[Dataset rows about figures]
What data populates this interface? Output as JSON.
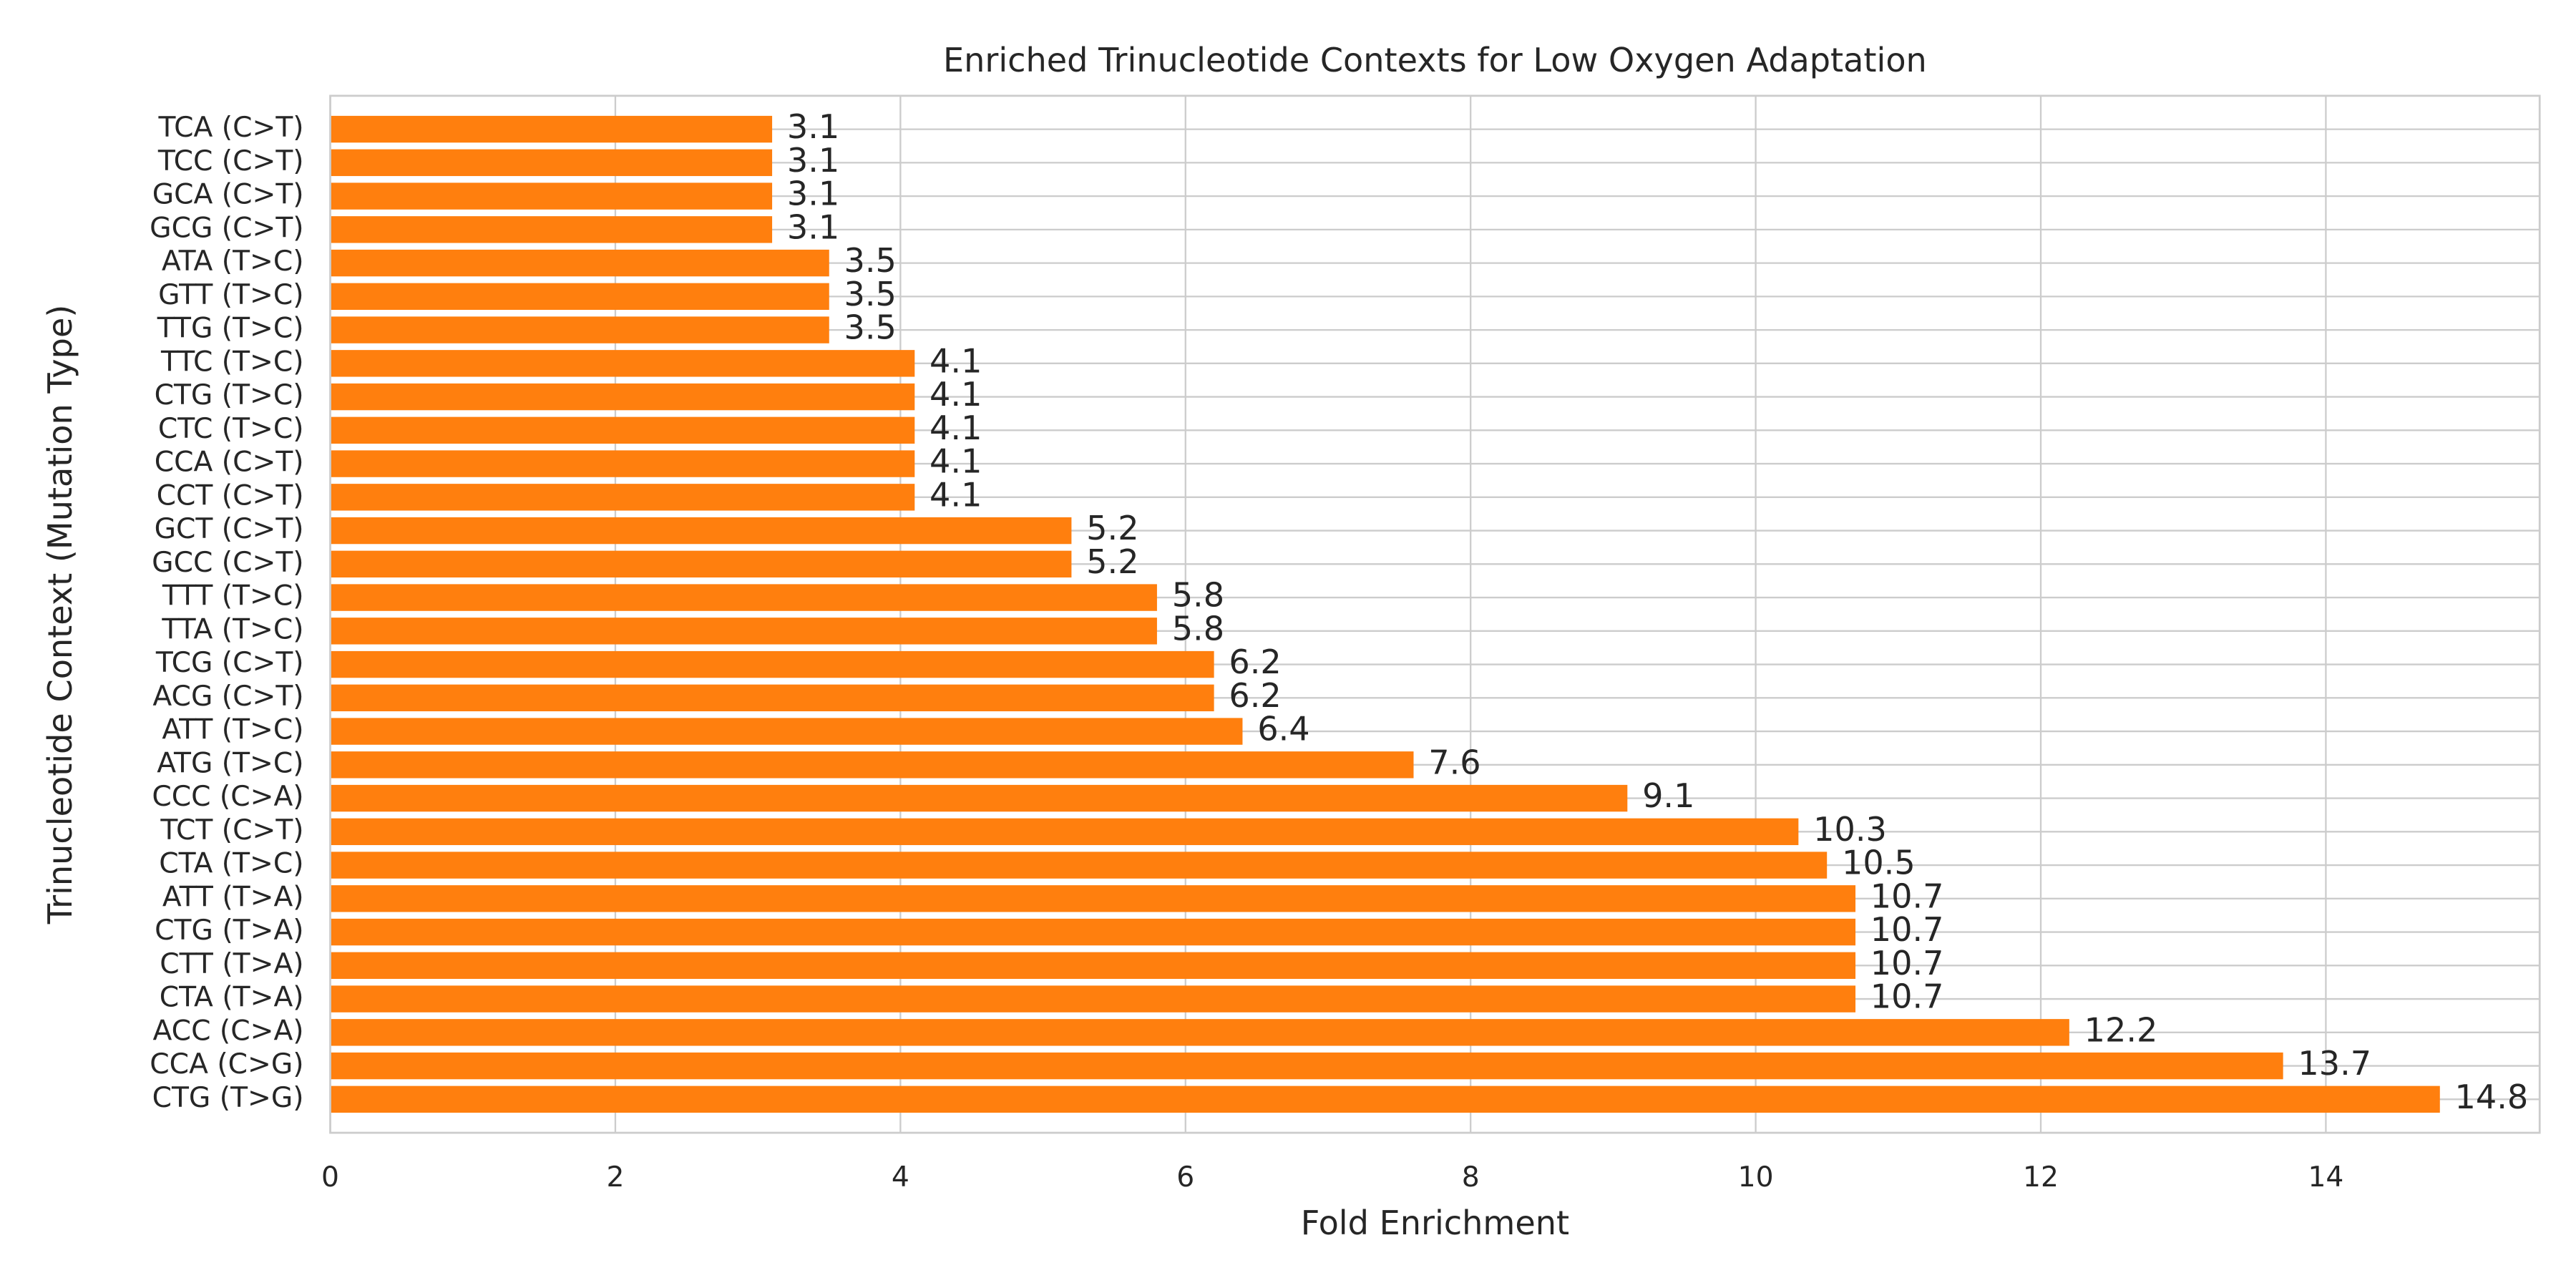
{
  "chart_data": {
    "type": "barh",
    "title": "Enriched Trinucleotide Contexts for Low Oxygen Adaptation",
    "xlabel": "Fold Enrichment",
    "ylabel": "Trinucleotide Context (Mutation Type)",
    "categories": [
      "CTG (T>G)",
      "CCA (C>G)",
      "ACC (C>A)",
      "CTA (T>A)",
      "CTT (T>A)",
      "CTG (T>A)",
      "ATT (T>A)",
      "CTA (T>C)",
      "TCT (C>T)",
      "CCC (C>A)",
      "ATG (T>C)",
      "ATT (T>C)",
      "ACG (C>T)",
      "TCG (C>T)",
      "TTA (T>C)",
      "TTT (T>C)",
      "GCC (C>T)",
      "GCT (C>T)",
      "CCT (C>T)",
      "CCA (C>T)",
      "CTC (T>C)",
      "CTG (T>C)",
      "TTC (T>C)",
      "TTG (T>C)",
      "GTT (T>C)",
      "ATA (T>C)",
      "GCG (C>T)",
      "GCA (C>T)",
      "TCC (C>T)",
      "TCA (C>T)"
    ],
    "values": [
      14.8,
      13.7,
      12.2,
      10.7,
      10.7,
      10.7,
      10.7,
      10.5,
      10.3,
      9.1,
      7.6,
      6.4,
      6.2,
      6.2,
      5.8,
      5.8,
      5.2,
      5.2,
      4.1,
      4.1,
      4.1,
      4.1,
      4.1,
      3.5,
      3.5,
      3.5,
      3.1,
      3.1,
      3.1,
      3.1
    ],
    "color": "#ff7f0e",
    "xlim": [
      0,
      15.5
    ],
    "xticks": [
      0,
      2,
      4,
      6,
      8,
      10,
      12,
      14
    ],
    "grid": true
  }
}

> Your task
Out of the material above, select every line that holds the string "Trinucleotide".

> Solution for this exercise
    "title": "Enriched Trinucleotide Contexts for Low Oxygen Adaptation",
    "ylabel": "Trinucleotide Context (Mutation Type)",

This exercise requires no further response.